▸ Objective
Return a copy of every line in the records that includes the word "Temperature".
---------- Listing
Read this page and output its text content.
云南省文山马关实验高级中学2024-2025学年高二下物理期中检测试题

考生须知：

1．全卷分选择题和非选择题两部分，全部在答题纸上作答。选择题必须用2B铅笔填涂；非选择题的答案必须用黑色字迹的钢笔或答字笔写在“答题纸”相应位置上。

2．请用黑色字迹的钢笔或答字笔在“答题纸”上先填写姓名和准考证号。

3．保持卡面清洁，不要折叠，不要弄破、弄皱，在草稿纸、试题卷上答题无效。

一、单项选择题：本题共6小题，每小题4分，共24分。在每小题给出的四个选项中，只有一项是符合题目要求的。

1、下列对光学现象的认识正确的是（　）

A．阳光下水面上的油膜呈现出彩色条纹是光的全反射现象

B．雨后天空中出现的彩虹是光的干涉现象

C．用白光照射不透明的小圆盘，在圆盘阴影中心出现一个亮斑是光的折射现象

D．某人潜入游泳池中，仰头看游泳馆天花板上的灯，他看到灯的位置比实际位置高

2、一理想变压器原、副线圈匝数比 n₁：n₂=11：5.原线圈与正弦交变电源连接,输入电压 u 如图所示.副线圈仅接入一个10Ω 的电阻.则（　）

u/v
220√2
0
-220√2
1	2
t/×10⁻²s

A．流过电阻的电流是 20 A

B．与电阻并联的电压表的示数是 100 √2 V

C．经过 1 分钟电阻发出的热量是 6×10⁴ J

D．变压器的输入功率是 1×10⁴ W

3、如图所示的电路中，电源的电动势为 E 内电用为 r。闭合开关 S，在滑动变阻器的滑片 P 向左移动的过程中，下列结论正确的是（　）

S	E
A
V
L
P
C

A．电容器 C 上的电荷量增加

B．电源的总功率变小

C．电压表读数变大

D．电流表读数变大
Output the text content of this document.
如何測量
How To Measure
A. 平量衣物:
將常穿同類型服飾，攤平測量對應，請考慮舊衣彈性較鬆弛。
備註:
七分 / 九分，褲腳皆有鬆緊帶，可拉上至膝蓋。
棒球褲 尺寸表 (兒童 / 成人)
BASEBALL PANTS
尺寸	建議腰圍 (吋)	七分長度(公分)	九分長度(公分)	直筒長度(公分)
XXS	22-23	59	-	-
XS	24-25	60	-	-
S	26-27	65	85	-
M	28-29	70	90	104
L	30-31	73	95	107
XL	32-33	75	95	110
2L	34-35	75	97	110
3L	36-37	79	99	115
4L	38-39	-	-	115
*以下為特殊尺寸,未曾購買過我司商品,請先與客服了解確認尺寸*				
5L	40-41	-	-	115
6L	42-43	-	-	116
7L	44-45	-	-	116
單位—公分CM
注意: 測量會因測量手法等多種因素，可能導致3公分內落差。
--------------------
---------- Listing
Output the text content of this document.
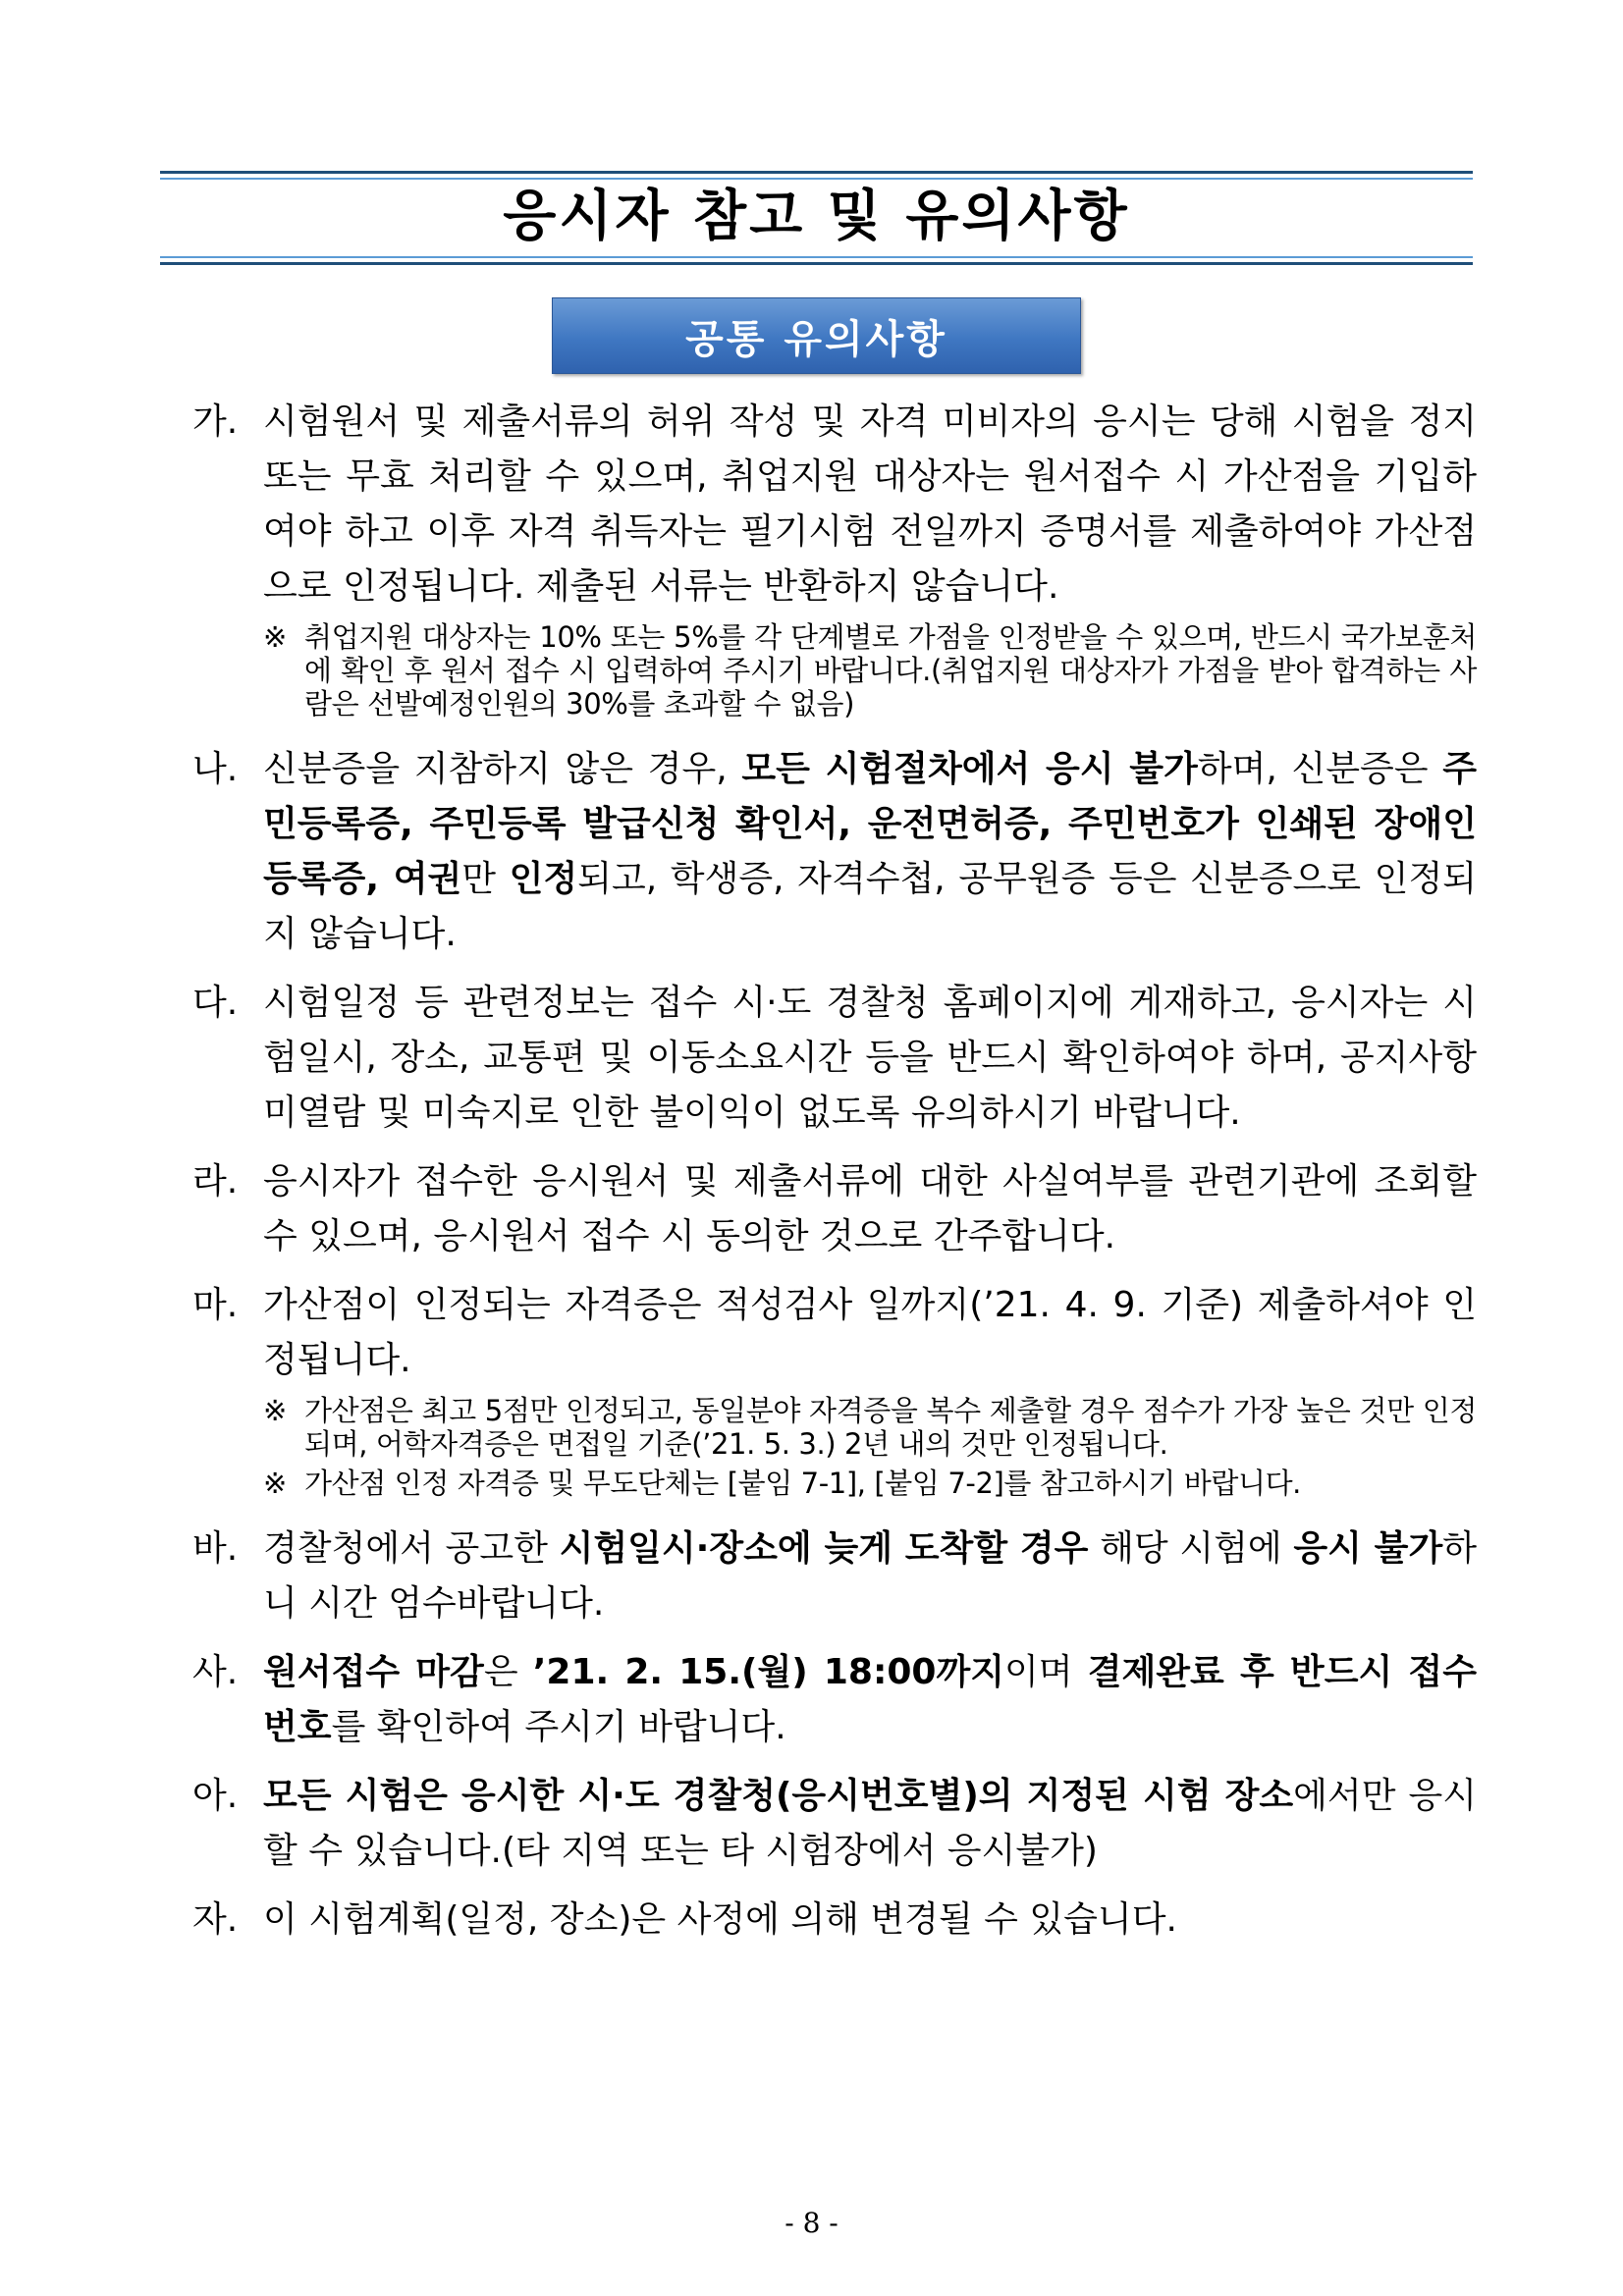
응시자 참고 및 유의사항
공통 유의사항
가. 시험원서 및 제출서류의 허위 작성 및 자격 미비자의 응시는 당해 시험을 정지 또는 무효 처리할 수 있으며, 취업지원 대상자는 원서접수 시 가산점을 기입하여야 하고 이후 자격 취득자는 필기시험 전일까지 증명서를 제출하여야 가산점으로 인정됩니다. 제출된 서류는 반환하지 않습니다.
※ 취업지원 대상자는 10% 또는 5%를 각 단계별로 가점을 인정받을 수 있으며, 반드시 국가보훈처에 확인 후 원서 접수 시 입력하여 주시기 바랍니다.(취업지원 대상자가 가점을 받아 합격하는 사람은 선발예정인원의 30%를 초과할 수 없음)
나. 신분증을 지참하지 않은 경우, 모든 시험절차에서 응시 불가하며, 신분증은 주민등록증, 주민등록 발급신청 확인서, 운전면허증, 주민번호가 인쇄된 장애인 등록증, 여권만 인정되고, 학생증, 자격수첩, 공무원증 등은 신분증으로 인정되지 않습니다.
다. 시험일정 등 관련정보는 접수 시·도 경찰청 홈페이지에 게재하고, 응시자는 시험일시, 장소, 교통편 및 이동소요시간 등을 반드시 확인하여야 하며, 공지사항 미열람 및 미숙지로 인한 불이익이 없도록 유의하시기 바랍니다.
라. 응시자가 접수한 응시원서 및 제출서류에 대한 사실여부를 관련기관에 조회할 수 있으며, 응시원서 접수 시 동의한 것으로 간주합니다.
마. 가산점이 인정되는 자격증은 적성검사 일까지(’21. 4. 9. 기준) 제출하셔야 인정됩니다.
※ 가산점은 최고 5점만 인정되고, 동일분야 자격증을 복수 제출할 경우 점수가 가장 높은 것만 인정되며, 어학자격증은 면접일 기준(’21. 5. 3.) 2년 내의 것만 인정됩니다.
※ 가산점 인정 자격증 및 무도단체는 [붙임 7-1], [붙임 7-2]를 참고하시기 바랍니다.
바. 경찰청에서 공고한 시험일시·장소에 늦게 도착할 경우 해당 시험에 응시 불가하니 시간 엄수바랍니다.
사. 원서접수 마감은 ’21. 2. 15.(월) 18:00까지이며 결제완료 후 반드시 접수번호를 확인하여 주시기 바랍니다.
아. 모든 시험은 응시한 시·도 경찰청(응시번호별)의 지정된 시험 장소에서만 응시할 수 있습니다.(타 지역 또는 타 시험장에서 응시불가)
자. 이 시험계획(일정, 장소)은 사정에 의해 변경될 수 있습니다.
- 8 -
--------------------
---------- Listing
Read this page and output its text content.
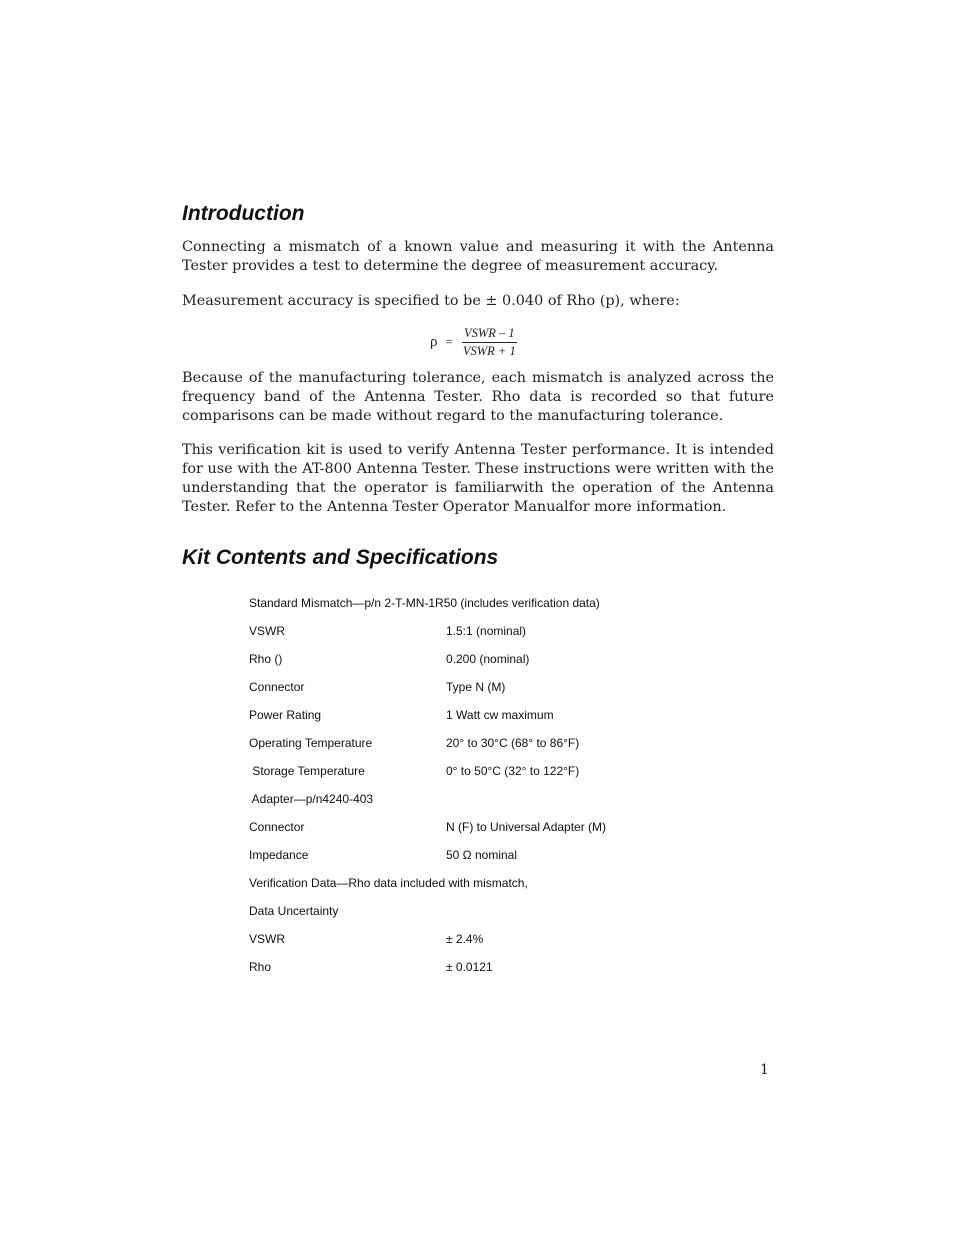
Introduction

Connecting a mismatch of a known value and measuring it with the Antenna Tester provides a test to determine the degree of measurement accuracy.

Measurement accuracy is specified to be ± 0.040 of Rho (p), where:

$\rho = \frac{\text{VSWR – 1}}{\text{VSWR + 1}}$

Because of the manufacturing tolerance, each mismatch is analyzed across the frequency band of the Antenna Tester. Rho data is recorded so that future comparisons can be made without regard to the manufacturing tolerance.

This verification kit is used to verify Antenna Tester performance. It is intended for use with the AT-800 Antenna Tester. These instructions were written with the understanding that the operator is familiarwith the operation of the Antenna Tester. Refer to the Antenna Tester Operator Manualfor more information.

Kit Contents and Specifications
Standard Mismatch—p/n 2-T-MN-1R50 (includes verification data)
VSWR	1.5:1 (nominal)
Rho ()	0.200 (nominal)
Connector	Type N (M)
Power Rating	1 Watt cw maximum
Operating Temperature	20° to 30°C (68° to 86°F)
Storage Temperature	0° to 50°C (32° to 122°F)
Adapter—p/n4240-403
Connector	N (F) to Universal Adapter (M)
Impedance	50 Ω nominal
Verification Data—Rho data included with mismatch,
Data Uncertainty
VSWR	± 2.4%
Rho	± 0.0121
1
--------------------
▸ Solved exercise
Operating Temperature	20° to 30°C (68° to 86°F)
Storage Temperature	0° to 50°C (32° to 122°F)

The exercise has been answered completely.